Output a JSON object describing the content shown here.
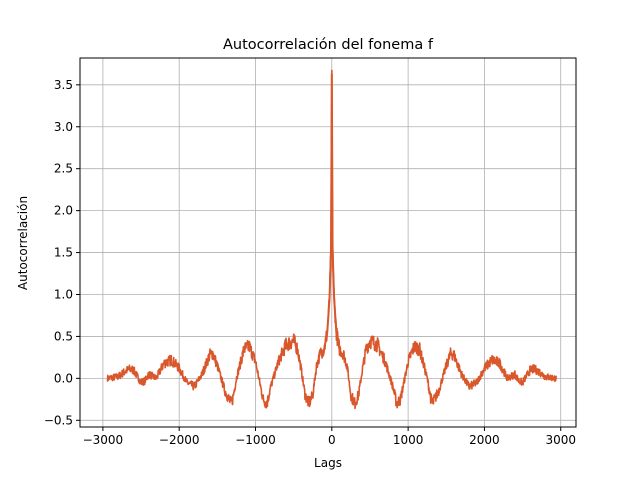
{
  "chart_data": {
    "type": "line",
    "title": "Autocorrelación del fonema f",
    "xlabel": "Lags",
    "ylabel": "Autocorrelación",
    "xlim": [
      -3300,
      3200
    ],
    "ylim": [
      -0.58,
      3.82
    ],
    "xticks": [
      -3000,
      -2000,
      -1000,
      0,
      1000,
      2000,
      3000
    ],
    "xtick_labels": [
      "−3000",
      "−2000",
      "−1000",
      "0",
      "1000",
      "2000",
      "3000"
    ],
    "yticks": [
      -0.5,
      0.0,
      0.5,
      1.0,
      1.5,
      2.0,
      2.5,
      3.0,
      3.5
    ],
    "ytick_labels": [
      "−0.5",
      "0.0",
      "0.5",
      "1.0",
      "1.5",
      "2.0",
      "2.5",
      "3.0",
      "3.5"
    ],
    "grid": true,
    "line_color": "#d9572b",
    "series": [
      {
        "name": "",
        "x": [
          -2940,
          -2800,
          -2700,
          -2650,
          -2600,
          -2500,
          -2450,
          -2400,
          -2300,
          -2200,
          -2100,
          -2000,
          -1900,
          -1800,
          -1700,
          -1600,
          -1560,
          -1500,
          -1400,
          -1320,
          -1300,
          -1250,
          -1150,
          -1080,
          -1000,
          -900,
          -850,
          -800,
          -700,
          -600,
          -500,
          -450,
          -400,
          -350,
          -300,
          -250,
          -200,
          -150,
          -100,
          -60,
          -30,
          -10,
          0,
          10,
          30,
          60,
          100,
          150,
          200,
          250,
          300,
          350,
          400,
          450,
          500,
          600,
          700,
          800,
          850,
          900,
          1000,
          1080,
          1150,
          1250,
          1300,
          1320,
          1400,
          1500,
          1560,
          1600,
          1700,
          1800,
          1900,
          2000,
          2100,
          2200,
          2300,
          2400,
          2450,
          2500,
          2600,
          2650,
          2700,
          2800,
          2940
        ],
        "y": [
          0.0,
          0.02,
          0.09,
          0.11,
          0.1,
          -0.05,
          -0.03,
          0.05,
          0.0,
          0.18,
          0.22,
          0.12,
          -0.05,
          -0.1,
          0.05,
          0.28,
          0.3,
          0.15,
          -0.15,
          -0.3,
          -0.25,
          0.0,
          0.35,
          0.38,
          0.2,
          -0.25,
          -0.3,
          -0.1,
          0.2,
          0.4,
          0.45,
          0.35,
          0.1,
          -0.2,
          -0.3,
          -0.2,
          0.15,
          0.3,
          0.35,
          0.55,
          0.95,
          1.55,
          3.63,
          1.55,
          0.95,
          0.55,
          0.35,
          0.3,
          0.15,
          -0.2,
          -0.3,
          -0.2,
          0.1,
          0.35,
          0.45,
          0.4,
          0.2,
          -0.1,
          -0.3,
          -0.25,
          0.2,
          0.38,
          0.35,
          0.0,
          -0.25,
          -0.3,
          -0.15,
          0.15,
          0.3,
          0.28,
          0.05,
          -0.1,
          -0.05,
          0.12,
          0.22,
          0.18,
          0.0,
          0.05,
          -0.03,
          -0.05,
          0.1,
          0.11,
          0.09,
          0.02,
          0.0
        ]
      }
    ]
  }
}
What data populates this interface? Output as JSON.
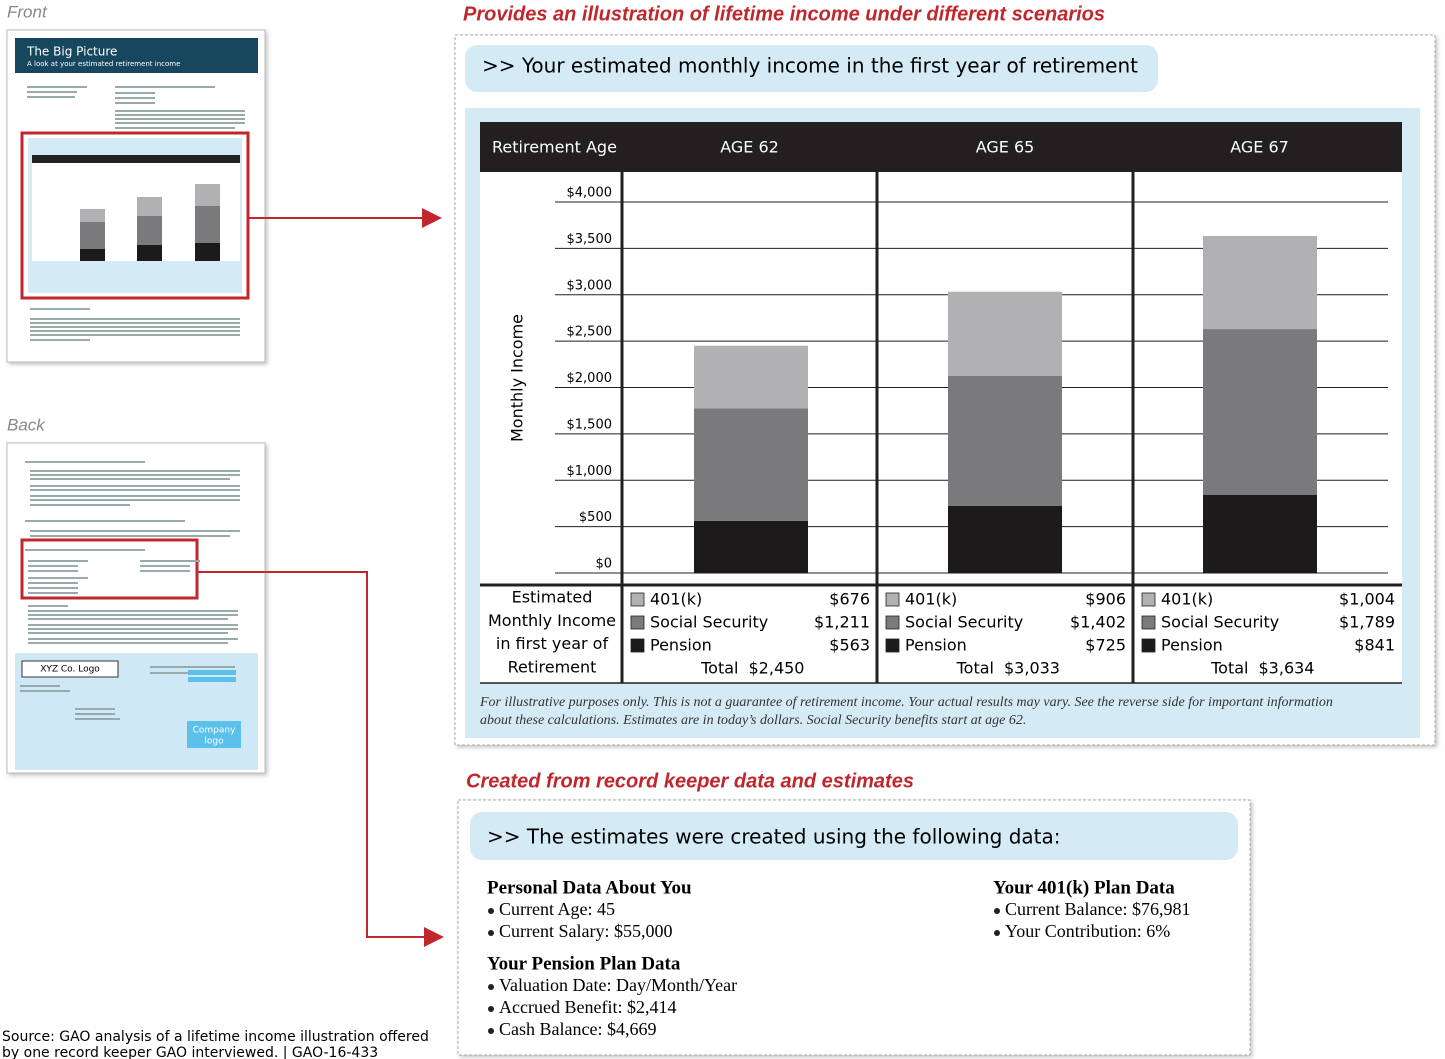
{
  "front_label": "Front",
  "back_label": "Back",
  "front_thumbnail": {
    "title": "The Big Picture",
    "subtitle": "A look at your estimated retirement income"
  },
  "back_thumbnail": {
    "logo": "XYZ Co. Logo",
    "company_logo": [
      "Company",
      "logo"
    ]
  },
  "callouts": [
    "Provides an illustration of lifetime income under different scenarios",
    "Created from record keeper data and estimates"
  ],
  "chart_panel": {
    "heading": ">> Your estimated monthly income in the first year of retirement",
    "footnote": [
      "For illustrative purposes only. This is not a guarantee of retirement income. Your actual results may vary. See the reverse side for important information",
      "about these calculations. Estimates are in today’s dollars. Social Security benefits start at age 62."
    ]
  },
  "chart_data": {
    "type": "bar",
    "stacked": true,
    "category_header": "Retirement Age",
    "categories": [
      "AGE 62",
      "AGE 65",
      "AGE 67"
    ],
    "series": [
      {
        "name": "401(k)",
        "color": "#b1b1b3",
        "values": [
          676,
          906,
          1004
        ],
        "value_labels": [
          "$676",
          "$906",
          "$1,004"
        ]
      },
      {
        "name": "Social Security",
        "color": "#7a7a7c",
        "values": [
          1211,
          1402,
          1789
        ],
        "value_labels": [
          "$1,211",
          "$1,402",
          "$1,789"
        ]
      },
      {
        "name": "Pension",
        "color": "#1c1a1a",
        "values": [
          563,
          725,
          841
        ],
        "value_labels": [
          "$563",
          "$725",
          "$841"
        ]
      }
    ],
    "ylabel": "Monthly Income",
    "ylim": [
      0,
      4000
    ],
    "yticks": [
      {
        "value": 0,
        "label": "$0"
      },
      {
        "value": 500,
        "label": "$500"
      },
      {
        "value": 1000,
        "label": "$1,000"
      },
      {
        "value": 1500,
        "label": "$1,500"
      },
      {
        "value": 2000,
        "label": "$2,000"
      },
      {
        "value": 2500,
        "label": "$2,500"
      },
      {
        "value": 3000,
        "label": "$3,000"
      },
      {
        "value": 3500,
        "label": "$3,500"
      },
      {
        "value": 4000,
        "label": "$4,000"
      }
    ],
    "grid": true,
    "row_label": [
      "Estimated",
      "Monthly Income",
      "in first year of",
      "Retirement"
    ],
    "total_label": "Total",
    "totals": [
      2450,
      3033,
      3634
    ],
    "total_labels": [
      "$2,450",
      "$3,033",
      "$3,634"
    ]
  },
  "data_section": {
    "heading": ">> The estimates were created using the following data:",
    "groups": [
      {
        "title": "Personal Data About You",
        "items": [
          "Current Age: 45",
          "Current Salary: $55,000"
        ]
      },
      {
        "title": "Your Pension Plan Data",
        "items": [
          "Valuation Date: Day/Month/Year",
          "Accrued Benefit: $2,414",
          "Cash Balance: $4,669"
        ]
      },
      {
        "title": "Your 401(k) Plan Data",
        "items": [
          "Current Balance: $76,981",
          "Your Contribution: 6%"
        ]
      }
    ]
  },
  "source": [
    "Source: GAO analysis of a lifetime income illustration offered",
    "by one record keeper GAO interviewed.  |  GAO-16-433"
  ]
}
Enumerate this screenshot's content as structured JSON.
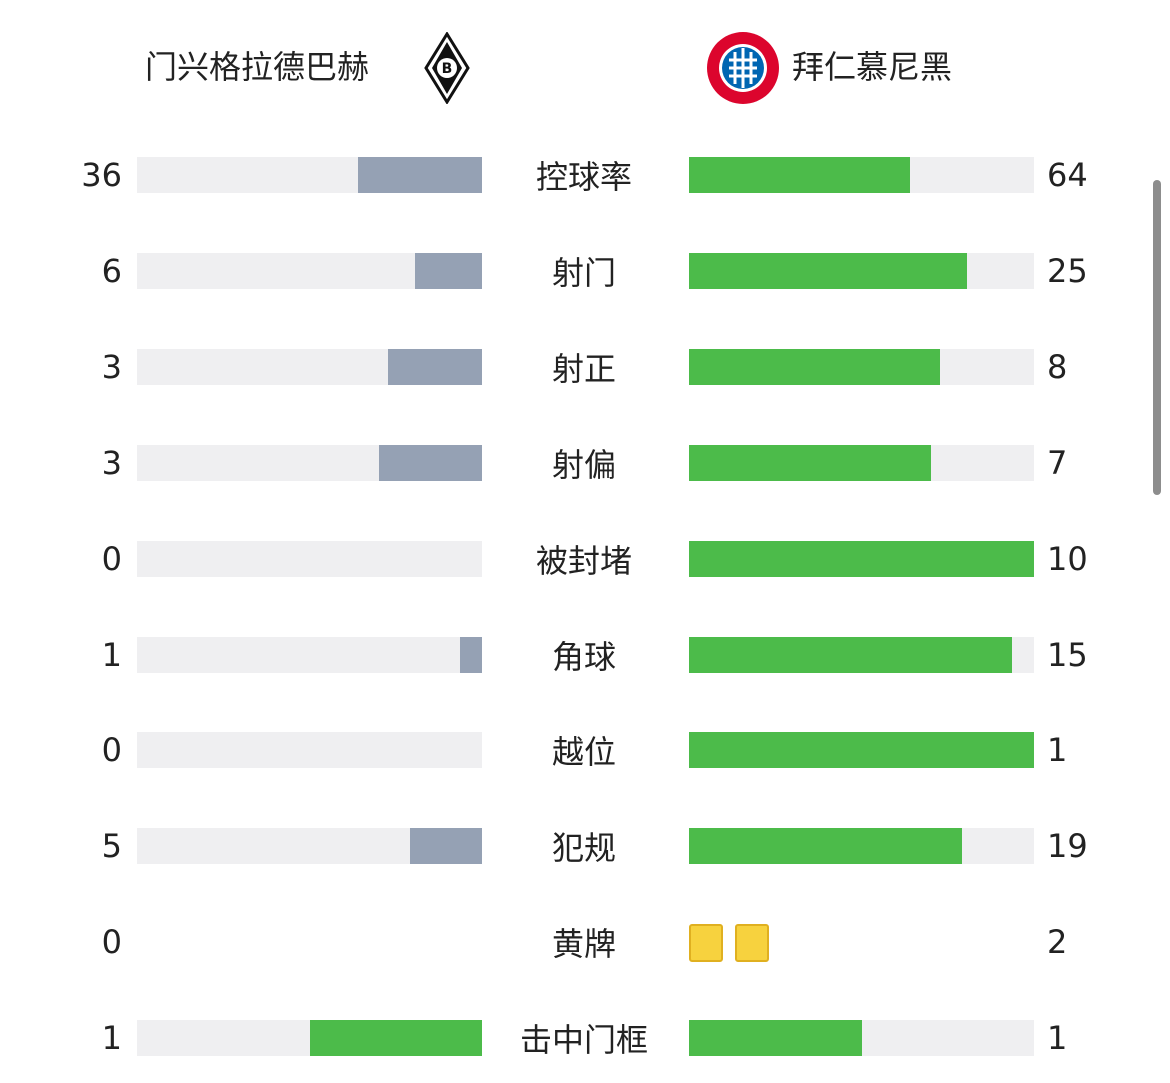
{
  "header": {
    "home_team": "门兴格拉德巴赫",
    "away_team": "拜仁慕尼黑"
  },
  "stats": [
    {
      "label": "控球率",
      "home": 36,
      "away": 64,
      "home_color": "#95a1b4"
    },
    {
      "label": "射门",
      "home": 6,
      "away": 25,
      "home_color": "#95a1b4"
    },
    {
      "label": "射正",
      "home": 3,
      "away": 8,
      "home_color": "#95a1b4"
    },
    {
      "label": "射偏",
      "home": 3,
      "away": 7,
      "home_color": "#95a1b4"
    },
    {
      "label": "被封堵",
      "home": 0,
      "away": 10,
      "home_color": "#95a1b4"
    },
    {
      "label": "角球",
      "home": 1,
      "away": 15,
      "home_color": "#95a1b4"
    },
    {
      "label": "越位",
      "home": 0,
      "away": 1,
      "home_color": "#95a1b4"
    },
    {
      "label": "犯规",
      "home": 5,
      "away": 19,
      "home_color": "#95a1b4"
    },
    {
      "label": "黄牌",
      "home": 0,
      "away": 2,
      "style": "cards"
    },
    {
      "label": "击中门框",
      "home": 1,
      "away": 1,
      "home_color": "#4cbb4a"
    }
  ],
  "away_color": "#4cbb4a",
  "track_color": "#efeff1",
  "card_color": "#f7d23e"
}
════
• _Instructions to follow_
Tally the lines in the entries above that hold the word "Autocorrelación". Reply with nothing but that count.

• _Reply to the exercise_
2